• **TO BE DONE**: Report, as a bare number, how many lines hold "Additional".

• **RECORDS SHOWN**:
____
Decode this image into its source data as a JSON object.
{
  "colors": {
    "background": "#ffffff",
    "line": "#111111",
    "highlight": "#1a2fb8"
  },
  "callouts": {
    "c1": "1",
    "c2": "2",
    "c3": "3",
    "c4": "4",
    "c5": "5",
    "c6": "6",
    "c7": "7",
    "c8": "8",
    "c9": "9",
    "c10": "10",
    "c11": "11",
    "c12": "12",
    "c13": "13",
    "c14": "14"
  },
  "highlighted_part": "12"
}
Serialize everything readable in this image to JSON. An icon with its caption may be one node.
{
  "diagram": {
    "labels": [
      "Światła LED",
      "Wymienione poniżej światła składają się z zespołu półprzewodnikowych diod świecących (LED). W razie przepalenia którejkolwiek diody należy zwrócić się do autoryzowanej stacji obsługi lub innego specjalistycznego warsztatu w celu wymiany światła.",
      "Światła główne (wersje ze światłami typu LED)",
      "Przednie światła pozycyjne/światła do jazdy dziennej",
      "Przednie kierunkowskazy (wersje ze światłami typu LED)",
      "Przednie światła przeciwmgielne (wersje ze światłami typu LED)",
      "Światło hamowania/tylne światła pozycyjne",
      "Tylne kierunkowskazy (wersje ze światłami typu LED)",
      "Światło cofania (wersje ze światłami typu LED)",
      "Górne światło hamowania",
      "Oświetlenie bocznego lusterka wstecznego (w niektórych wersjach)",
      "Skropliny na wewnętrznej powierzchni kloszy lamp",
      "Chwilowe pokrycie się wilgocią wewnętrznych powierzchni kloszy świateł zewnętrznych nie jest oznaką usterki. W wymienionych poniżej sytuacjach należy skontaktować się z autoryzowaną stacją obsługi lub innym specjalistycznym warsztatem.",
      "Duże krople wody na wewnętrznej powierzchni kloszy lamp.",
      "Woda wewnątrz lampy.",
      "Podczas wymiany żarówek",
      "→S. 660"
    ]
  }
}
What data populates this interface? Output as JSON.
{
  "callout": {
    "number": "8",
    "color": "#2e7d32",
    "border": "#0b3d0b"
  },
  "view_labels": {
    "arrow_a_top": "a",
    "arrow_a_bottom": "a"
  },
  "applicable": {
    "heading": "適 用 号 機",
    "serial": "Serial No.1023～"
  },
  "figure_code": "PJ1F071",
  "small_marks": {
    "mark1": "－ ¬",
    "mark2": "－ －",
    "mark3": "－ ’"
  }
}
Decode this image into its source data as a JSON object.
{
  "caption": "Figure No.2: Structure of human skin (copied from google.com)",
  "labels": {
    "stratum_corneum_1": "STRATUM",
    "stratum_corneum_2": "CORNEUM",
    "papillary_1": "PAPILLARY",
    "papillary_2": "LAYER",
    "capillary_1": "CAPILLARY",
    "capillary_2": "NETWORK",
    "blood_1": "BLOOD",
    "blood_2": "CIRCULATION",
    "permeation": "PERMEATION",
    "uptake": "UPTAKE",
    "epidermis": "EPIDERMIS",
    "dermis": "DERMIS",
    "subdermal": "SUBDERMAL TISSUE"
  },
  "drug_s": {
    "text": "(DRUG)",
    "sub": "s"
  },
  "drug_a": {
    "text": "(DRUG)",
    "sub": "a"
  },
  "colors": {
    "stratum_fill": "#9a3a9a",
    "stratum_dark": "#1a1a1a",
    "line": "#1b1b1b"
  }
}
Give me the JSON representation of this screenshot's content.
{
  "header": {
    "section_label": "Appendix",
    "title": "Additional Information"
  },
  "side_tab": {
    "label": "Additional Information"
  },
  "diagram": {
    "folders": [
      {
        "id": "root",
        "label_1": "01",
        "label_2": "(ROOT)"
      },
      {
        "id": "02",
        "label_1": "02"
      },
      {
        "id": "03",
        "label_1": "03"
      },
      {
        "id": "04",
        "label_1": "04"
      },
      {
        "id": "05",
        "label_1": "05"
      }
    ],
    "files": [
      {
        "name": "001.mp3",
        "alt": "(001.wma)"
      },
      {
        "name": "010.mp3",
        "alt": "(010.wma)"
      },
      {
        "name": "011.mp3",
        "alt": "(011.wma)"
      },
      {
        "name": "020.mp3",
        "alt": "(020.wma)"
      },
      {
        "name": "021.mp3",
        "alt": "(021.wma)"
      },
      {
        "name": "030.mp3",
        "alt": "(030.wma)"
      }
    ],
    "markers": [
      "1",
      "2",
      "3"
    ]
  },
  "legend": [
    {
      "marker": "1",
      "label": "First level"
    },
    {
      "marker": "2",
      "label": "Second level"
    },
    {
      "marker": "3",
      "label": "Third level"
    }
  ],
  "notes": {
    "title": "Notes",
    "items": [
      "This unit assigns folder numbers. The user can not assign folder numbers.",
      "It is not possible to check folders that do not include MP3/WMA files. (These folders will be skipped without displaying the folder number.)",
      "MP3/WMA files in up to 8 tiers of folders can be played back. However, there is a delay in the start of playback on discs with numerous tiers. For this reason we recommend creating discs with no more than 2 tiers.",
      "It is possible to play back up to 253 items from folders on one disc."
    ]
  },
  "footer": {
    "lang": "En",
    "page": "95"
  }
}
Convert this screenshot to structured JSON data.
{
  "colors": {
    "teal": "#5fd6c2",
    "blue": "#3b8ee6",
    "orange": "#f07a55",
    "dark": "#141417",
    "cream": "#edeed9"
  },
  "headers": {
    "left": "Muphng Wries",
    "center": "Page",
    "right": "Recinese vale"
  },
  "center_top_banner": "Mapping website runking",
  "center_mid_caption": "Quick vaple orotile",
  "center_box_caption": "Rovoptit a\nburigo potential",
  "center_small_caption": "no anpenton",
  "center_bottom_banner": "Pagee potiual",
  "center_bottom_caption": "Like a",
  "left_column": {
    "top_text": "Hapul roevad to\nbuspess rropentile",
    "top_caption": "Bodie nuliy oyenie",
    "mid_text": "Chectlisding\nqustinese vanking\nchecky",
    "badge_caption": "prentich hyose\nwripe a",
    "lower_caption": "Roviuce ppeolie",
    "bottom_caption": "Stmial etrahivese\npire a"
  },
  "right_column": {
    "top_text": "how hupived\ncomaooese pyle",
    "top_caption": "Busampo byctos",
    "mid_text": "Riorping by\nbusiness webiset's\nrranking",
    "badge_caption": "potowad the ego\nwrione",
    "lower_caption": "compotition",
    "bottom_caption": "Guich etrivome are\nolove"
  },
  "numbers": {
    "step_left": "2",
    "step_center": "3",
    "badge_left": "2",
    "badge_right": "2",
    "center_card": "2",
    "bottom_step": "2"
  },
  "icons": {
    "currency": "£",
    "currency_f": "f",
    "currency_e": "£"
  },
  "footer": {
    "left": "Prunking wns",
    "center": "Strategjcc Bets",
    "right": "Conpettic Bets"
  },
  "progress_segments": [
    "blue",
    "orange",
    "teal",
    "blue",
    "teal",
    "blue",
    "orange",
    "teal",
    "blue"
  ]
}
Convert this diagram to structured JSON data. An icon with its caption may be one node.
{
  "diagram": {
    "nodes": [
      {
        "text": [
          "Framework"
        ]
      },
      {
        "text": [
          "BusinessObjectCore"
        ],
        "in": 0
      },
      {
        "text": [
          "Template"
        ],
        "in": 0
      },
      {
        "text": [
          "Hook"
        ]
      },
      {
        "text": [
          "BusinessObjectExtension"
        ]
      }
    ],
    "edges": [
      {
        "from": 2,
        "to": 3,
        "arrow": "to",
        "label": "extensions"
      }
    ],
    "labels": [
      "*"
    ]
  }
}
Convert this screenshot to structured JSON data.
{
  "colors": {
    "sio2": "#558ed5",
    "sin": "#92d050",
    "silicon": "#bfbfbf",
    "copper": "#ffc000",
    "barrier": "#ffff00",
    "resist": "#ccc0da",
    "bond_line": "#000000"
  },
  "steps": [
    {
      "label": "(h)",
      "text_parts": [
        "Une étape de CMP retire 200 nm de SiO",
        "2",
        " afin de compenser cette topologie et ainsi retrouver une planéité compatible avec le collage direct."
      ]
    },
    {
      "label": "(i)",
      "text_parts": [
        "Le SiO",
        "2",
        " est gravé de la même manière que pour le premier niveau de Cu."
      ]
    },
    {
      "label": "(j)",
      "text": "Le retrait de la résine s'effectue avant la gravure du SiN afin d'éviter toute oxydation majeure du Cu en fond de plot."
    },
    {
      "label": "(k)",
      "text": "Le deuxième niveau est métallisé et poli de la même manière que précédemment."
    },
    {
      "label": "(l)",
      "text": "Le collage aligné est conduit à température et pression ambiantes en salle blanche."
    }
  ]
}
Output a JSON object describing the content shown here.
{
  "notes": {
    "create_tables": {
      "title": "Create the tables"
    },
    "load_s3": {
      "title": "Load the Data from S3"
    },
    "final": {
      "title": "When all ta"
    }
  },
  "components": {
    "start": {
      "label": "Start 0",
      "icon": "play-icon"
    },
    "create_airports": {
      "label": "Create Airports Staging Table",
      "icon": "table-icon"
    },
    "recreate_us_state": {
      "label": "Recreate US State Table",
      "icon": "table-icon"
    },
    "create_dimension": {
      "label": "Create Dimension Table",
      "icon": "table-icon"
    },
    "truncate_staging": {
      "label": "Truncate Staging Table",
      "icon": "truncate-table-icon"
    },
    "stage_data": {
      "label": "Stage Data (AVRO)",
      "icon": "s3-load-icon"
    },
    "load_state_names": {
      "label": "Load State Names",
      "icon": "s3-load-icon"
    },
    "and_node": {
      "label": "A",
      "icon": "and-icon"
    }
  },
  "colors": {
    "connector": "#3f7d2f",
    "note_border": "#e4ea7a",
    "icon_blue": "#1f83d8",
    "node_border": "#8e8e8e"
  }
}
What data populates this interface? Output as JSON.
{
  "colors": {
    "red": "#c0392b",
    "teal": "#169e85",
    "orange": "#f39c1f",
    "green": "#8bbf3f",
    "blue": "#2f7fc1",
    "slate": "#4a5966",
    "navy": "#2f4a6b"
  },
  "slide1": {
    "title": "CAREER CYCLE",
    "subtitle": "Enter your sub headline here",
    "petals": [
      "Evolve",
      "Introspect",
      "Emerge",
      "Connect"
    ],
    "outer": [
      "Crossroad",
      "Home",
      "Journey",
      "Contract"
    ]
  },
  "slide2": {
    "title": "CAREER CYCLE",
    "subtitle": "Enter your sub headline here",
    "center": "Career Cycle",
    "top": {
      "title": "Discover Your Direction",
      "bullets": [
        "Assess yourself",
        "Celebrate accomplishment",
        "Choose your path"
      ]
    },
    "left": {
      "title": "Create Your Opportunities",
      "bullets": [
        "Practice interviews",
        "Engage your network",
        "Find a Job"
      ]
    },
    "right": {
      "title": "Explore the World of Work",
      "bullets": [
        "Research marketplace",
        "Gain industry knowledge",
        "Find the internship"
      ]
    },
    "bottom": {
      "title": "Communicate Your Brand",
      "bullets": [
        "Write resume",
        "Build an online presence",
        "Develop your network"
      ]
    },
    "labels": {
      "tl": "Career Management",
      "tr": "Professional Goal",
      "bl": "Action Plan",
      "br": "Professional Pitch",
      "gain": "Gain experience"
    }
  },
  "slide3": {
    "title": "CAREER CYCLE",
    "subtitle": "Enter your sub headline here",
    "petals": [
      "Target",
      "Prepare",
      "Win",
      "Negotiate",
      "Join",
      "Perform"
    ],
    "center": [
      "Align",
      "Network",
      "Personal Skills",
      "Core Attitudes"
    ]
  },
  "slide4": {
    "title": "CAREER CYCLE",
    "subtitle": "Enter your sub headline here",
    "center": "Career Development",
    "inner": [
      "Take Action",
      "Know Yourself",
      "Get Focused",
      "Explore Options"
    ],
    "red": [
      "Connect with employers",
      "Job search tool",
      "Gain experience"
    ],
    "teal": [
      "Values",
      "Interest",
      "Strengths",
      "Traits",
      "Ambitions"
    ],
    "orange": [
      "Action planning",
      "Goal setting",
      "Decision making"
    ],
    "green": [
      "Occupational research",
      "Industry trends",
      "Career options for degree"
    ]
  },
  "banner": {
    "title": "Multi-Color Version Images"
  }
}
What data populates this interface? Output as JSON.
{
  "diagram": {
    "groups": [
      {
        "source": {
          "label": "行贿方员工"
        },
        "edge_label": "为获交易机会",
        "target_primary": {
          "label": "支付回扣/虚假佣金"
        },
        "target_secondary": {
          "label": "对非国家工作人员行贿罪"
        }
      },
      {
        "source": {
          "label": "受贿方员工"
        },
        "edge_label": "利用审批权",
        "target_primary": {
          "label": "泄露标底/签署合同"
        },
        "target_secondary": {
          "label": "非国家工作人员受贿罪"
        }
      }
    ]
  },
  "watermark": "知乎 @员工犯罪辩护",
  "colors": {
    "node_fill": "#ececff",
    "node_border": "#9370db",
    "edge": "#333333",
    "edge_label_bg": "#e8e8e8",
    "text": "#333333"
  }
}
____
• **EXERCISE RESPONSE**: 2